[Task requirements] Pick out every line that holds the string "this" and copy it.

[Dataset entries]
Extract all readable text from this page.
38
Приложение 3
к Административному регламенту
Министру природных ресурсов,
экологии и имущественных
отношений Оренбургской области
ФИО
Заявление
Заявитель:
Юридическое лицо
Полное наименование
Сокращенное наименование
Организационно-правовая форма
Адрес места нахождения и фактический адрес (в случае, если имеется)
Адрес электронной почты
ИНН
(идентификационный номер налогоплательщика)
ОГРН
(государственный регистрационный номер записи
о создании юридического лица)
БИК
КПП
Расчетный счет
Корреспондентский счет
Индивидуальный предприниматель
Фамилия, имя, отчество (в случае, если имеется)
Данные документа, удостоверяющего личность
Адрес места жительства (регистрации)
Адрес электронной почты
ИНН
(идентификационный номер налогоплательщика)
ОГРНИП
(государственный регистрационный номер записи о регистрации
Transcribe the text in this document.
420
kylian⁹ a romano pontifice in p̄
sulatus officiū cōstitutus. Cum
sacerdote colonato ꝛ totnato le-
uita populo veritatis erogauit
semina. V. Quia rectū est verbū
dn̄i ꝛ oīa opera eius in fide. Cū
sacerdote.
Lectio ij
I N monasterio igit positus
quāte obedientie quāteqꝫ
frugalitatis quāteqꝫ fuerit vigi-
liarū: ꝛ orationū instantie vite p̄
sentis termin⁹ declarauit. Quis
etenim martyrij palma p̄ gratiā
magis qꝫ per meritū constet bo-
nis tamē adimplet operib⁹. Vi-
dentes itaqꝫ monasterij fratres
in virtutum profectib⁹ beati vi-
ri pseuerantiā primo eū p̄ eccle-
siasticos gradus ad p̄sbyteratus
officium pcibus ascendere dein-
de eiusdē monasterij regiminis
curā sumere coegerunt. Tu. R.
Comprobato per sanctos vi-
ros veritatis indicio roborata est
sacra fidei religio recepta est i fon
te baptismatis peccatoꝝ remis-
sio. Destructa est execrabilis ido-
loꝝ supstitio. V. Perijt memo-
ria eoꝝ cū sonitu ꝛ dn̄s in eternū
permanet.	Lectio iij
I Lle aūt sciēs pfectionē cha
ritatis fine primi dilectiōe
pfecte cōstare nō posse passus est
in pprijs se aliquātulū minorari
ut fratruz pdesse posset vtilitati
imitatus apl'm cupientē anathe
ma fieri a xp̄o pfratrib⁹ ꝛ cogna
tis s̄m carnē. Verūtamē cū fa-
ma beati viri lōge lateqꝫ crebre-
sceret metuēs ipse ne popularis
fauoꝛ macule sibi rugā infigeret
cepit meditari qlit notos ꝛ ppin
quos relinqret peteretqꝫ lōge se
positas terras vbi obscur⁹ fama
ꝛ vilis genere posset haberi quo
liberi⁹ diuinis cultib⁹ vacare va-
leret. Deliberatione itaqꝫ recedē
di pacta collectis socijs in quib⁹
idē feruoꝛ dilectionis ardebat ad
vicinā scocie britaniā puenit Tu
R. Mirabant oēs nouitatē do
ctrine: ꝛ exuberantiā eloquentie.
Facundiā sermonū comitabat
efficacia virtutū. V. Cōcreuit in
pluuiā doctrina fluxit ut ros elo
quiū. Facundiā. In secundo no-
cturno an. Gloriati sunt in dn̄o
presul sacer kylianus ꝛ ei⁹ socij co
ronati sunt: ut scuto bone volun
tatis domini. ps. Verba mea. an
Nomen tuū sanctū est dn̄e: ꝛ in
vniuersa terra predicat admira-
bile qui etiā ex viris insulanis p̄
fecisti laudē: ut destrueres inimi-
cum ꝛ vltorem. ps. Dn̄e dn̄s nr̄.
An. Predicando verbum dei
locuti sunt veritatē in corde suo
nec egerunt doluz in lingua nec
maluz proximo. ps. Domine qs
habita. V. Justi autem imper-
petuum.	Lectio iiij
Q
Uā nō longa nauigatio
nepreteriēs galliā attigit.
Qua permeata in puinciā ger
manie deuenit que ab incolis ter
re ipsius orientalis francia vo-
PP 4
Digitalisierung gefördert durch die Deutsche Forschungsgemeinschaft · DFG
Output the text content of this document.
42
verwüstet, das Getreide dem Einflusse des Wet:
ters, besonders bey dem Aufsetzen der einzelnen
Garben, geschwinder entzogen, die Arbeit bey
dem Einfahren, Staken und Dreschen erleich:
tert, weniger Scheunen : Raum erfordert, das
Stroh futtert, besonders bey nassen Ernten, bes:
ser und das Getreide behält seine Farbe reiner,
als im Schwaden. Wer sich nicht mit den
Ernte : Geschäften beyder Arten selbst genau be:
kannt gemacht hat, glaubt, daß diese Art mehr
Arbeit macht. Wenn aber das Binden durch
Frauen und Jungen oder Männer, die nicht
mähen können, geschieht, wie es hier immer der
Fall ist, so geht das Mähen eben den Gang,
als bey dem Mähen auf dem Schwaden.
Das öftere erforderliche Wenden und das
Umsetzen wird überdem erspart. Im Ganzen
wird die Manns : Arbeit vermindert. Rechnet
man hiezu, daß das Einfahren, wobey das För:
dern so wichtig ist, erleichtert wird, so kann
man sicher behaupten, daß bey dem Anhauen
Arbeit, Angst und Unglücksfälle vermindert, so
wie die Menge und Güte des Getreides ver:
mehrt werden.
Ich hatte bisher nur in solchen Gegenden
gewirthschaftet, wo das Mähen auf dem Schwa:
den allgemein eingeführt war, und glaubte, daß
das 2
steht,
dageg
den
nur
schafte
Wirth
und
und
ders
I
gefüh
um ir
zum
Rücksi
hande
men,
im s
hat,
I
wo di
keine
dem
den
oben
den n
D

[Exercise result]
Extract all readable text from this page.
Transcribe the text in this document.
Output the text content of this document.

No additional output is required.